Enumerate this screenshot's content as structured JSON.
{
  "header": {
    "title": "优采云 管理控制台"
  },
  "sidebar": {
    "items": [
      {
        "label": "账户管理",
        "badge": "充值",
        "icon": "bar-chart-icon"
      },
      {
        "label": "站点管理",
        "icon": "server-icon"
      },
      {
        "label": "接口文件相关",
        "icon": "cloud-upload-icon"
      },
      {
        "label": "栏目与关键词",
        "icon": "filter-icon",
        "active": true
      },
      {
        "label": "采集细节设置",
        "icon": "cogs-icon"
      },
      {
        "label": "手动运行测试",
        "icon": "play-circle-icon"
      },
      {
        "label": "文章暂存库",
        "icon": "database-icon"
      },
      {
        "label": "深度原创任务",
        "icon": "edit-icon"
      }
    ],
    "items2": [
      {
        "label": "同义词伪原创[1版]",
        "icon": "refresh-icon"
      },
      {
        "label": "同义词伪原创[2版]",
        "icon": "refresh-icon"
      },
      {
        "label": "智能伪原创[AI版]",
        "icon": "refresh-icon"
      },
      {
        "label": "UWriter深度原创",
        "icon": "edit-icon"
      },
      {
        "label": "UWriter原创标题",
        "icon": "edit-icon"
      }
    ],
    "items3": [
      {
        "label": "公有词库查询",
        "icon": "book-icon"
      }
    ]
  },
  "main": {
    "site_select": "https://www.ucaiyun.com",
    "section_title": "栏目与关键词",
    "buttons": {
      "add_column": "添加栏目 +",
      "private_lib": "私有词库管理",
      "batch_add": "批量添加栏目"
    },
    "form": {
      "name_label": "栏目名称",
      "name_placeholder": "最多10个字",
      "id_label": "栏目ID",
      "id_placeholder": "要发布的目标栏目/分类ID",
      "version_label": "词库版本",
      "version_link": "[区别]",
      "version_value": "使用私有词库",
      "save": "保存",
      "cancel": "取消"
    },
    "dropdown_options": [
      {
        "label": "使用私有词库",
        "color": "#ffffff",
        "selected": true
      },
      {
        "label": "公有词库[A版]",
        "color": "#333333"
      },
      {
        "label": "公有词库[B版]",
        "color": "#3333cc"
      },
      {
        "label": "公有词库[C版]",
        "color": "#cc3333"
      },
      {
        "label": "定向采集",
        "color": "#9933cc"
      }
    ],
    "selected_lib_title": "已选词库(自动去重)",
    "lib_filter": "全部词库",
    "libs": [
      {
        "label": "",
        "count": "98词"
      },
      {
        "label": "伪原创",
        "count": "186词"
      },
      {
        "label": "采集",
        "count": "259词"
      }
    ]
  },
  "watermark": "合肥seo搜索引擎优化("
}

------------

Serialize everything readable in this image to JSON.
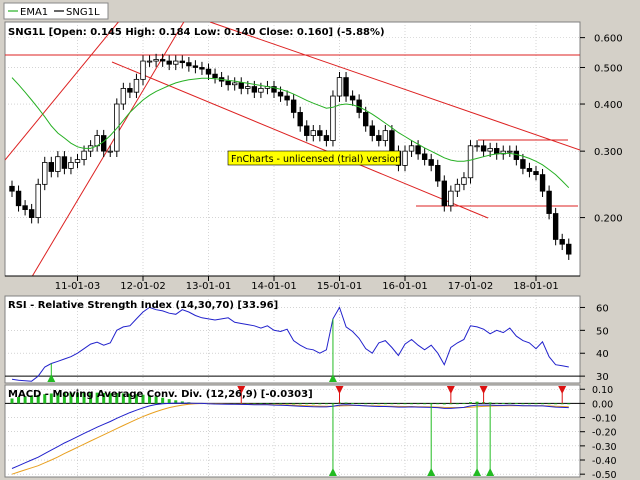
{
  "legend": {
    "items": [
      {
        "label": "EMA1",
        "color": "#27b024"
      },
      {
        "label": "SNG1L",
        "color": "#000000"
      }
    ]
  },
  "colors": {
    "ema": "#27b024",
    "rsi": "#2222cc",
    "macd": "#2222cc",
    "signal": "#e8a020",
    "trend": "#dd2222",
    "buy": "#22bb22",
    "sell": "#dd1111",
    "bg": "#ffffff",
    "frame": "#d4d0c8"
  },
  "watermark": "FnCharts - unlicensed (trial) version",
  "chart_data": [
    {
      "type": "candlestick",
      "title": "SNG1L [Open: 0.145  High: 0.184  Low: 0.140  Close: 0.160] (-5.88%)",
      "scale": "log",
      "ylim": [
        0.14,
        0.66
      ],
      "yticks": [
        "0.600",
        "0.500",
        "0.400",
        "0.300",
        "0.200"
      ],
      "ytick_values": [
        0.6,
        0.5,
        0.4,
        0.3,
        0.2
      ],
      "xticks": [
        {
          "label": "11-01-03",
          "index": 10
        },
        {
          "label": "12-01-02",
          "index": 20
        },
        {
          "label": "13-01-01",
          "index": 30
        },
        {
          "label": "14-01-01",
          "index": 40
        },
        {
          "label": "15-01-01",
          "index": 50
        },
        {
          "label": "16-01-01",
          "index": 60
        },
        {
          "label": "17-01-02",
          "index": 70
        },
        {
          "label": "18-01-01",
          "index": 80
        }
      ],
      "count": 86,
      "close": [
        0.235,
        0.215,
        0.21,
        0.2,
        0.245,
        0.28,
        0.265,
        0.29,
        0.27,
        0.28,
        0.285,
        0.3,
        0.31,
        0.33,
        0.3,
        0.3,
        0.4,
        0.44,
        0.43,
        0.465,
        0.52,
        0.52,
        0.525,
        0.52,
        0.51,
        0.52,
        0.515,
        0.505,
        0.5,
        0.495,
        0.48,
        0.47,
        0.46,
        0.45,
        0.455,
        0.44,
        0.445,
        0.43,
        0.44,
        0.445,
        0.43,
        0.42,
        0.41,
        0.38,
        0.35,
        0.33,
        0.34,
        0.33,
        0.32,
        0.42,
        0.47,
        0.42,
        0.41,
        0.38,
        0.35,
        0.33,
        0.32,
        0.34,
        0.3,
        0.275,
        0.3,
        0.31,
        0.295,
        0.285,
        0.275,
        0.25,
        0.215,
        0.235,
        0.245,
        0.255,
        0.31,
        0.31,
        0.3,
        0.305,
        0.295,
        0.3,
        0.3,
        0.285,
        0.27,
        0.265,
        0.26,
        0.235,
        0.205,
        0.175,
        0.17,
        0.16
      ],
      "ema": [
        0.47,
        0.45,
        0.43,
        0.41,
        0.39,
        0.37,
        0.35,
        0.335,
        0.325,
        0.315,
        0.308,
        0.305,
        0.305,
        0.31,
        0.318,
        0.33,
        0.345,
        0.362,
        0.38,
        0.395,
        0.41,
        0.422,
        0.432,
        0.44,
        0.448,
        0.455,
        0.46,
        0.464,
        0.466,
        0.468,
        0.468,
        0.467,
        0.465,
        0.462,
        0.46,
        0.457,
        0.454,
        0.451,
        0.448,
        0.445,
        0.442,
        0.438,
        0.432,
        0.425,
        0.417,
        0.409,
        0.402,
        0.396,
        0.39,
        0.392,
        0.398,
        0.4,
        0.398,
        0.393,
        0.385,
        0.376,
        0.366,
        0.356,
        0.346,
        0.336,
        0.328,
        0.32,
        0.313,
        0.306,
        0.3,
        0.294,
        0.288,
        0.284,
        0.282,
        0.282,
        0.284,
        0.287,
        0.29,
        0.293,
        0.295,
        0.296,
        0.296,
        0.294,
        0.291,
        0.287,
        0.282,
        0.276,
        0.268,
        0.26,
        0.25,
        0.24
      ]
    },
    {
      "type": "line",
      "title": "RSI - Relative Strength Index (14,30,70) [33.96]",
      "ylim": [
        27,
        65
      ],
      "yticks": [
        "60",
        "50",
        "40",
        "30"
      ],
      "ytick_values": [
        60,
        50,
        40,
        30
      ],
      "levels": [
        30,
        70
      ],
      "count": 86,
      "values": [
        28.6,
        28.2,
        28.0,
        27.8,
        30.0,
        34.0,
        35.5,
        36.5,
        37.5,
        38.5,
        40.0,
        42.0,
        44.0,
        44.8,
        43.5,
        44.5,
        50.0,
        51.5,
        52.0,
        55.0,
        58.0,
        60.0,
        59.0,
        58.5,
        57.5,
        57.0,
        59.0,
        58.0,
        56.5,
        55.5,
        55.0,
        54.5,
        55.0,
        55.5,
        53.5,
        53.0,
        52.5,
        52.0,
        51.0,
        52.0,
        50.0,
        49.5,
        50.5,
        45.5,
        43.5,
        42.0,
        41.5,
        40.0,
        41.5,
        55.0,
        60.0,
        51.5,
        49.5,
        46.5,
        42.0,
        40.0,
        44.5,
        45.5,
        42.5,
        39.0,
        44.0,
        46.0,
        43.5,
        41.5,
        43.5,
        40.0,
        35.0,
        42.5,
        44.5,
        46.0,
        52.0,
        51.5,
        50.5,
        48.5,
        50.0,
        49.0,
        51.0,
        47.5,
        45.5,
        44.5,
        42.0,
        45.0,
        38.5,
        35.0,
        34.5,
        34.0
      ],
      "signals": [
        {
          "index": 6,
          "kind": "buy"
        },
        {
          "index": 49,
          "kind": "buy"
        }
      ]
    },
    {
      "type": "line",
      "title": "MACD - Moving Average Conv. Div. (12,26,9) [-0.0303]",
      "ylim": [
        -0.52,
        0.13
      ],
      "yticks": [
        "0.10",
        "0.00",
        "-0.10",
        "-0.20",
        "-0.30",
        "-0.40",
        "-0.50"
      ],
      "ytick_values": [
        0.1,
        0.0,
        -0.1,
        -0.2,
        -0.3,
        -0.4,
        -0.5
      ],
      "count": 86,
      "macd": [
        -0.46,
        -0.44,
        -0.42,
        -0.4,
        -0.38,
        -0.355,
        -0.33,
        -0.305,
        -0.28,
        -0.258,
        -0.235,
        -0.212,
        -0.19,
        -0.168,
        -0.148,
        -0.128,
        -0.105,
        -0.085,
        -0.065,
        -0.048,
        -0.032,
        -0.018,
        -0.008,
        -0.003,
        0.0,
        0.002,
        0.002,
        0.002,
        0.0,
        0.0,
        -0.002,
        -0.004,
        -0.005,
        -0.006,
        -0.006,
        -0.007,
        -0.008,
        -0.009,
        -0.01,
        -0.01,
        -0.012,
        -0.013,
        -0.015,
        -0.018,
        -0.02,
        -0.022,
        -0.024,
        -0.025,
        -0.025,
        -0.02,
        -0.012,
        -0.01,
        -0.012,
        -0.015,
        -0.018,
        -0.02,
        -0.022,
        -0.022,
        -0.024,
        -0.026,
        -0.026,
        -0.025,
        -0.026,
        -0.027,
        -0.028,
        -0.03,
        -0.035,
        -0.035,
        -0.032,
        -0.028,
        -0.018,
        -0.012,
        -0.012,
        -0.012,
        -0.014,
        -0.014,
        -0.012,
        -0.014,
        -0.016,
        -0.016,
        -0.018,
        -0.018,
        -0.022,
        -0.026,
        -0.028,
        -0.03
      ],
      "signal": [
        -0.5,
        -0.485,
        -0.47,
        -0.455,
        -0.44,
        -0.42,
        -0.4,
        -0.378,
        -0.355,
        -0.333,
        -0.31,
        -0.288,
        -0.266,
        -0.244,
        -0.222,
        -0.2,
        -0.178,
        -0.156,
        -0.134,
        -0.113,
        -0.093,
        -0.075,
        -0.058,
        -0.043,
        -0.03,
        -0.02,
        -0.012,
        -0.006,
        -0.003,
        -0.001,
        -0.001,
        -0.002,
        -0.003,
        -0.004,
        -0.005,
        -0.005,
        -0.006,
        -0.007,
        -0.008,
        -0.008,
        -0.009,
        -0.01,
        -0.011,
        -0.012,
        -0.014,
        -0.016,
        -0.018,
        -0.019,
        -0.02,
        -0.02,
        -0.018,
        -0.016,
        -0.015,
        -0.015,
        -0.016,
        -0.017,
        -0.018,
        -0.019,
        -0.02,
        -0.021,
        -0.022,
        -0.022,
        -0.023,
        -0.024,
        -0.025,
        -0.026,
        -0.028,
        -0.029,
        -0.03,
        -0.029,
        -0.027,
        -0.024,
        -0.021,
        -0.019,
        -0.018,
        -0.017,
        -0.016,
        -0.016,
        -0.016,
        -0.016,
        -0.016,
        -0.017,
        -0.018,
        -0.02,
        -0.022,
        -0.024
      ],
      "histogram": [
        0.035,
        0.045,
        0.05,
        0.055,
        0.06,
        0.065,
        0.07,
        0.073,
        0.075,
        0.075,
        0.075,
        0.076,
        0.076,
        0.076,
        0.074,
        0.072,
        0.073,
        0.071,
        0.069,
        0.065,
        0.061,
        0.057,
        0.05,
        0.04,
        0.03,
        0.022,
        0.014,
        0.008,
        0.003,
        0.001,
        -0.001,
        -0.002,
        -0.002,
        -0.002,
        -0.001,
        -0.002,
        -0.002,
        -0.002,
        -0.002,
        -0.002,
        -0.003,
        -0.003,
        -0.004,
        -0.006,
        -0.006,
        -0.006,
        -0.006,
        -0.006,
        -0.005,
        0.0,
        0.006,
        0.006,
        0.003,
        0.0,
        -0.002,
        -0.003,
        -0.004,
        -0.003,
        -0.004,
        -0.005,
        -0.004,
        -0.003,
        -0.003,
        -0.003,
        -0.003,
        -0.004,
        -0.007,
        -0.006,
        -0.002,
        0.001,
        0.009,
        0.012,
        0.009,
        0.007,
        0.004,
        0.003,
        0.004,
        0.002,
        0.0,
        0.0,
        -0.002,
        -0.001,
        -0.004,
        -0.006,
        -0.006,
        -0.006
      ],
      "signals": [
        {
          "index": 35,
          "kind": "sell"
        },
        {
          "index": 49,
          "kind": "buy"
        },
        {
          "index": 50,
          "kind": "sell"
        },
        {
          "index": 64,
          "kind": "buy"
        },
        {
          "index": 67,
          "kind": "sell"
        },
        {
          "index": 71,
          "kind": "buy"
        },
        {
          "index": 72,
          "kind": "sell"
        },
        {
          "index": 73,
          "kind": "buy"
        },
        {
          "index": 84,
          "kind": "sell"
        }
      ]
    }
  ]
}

------------

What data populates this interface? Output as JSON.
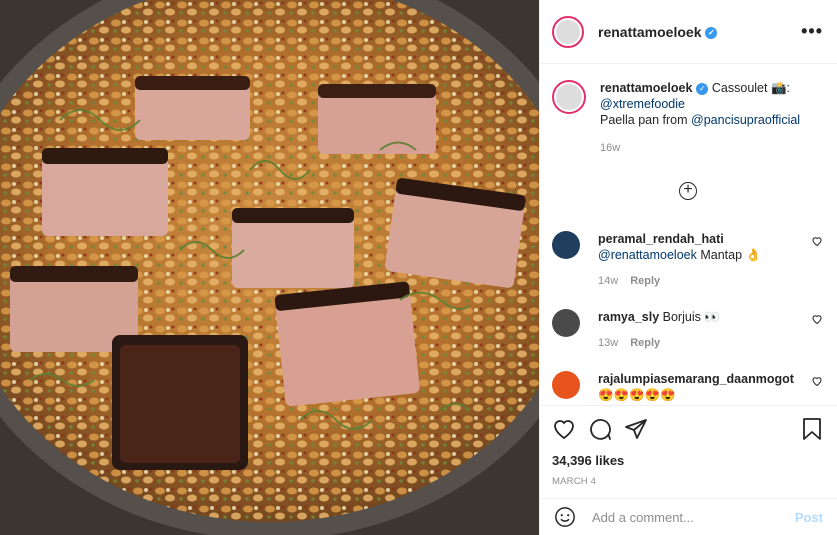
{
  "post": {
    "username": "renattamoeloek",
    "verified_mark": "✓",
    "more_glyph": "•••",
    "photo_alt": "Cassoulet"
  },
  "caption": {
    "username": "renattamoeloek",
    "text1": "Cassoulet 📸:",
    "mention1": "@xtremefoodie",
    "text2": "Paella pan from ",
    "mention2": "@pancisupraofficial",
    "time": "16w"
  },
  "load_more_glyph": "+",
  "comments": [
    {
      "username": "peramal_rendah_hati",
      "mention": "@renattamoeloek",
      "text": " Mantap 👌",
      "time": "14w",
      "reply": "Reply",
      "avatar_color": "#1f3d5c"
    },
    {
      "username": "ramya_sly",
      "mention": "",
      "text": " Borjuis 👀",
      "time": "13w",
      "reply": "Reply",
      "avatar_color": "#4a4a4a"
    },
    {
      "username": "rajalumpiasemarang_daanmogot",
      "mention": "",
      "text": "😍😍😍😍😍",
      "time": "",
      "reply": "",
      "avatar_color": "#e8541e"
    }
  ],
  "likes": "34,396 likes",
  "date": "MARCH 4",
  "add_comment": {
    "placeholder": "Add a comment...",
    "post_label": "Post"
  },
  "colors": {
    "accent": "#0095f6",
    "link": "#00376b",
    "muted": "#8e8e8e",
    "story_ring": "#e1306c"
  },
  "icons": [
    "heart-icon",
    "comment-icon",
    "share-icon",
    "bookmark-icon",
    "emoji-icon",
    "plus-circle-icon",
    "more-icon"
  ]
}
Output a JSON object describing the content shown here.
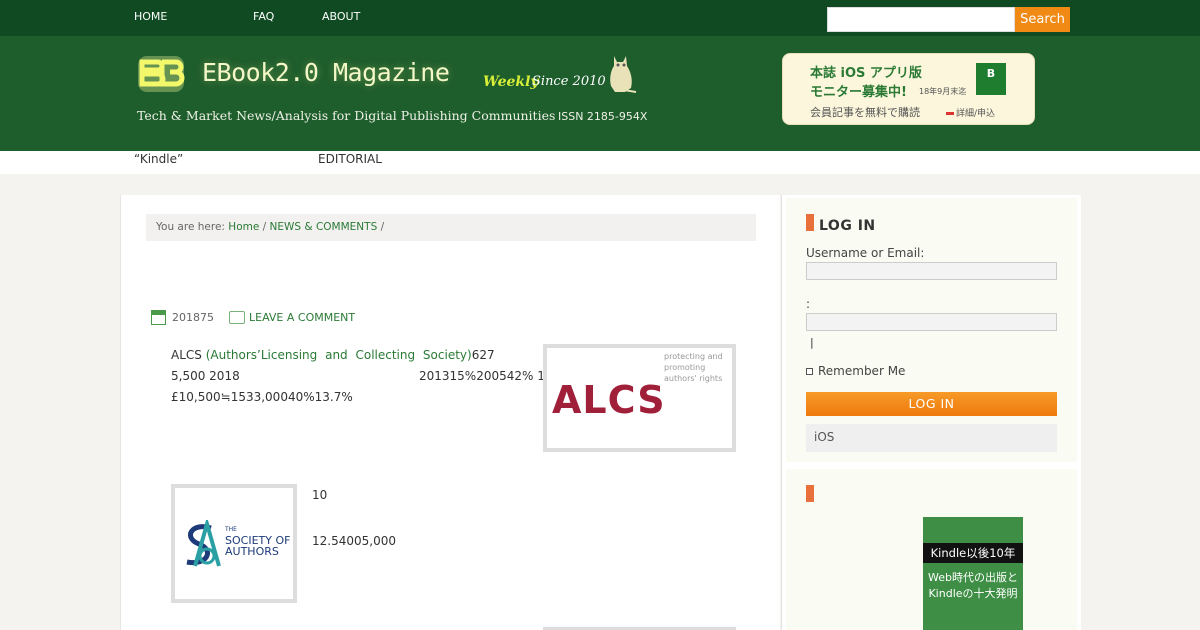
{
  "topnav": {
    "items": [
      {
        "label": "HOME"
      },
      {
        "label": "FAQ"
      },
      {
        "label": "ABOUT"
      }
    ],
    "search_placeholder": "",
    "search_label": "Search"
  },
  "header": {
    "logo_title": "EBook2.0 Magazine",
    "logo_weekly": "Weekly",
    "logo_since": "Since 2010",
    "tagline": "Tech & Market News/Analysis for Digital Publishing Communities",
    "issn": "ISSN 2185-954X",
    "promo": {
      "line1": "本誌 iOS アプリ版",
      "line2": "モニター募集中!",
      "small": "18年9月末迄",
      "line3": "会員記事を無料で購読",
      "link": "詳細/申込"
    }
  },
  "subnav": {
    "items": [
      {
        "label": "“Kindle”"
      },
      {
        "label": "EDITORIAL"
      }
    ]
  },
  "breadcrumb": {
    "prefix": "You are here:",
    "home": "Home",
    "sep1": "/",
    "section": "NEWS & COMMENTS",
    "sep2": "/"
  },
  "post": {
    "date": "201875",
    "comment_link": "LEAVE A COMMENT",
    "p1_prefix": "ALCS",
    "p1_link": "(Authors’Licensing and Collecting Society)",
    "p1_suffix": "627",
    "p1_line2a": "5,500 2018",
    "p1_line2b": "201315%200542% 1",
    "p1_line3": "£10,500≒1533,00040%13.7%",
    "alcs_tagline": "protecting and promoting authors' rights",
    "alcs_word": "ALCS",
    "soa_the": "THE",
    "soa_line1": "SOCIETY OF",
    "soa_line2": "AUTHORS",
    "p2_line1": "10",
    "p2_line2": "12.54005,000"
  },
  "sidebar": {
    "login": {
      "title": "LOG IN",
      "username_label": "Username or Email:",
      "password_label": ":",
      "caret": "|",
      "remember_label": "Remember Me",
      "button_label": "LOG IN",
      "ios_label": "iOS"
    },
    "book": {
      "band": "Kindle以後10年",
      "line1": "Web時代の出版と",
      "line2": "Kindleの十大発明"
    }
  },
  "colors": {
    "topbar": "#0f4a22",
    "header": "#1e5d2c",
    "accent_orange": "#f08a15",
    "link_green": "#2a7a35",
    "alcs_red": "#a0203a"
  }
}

------------

● Work to complete: Reproduce every line from the entries that holds the word "watermark".

● Result:
  "watermark": "合肥seo搜索引擎优化("
  "watermark": "FnCharts - unlicensed (trial) version",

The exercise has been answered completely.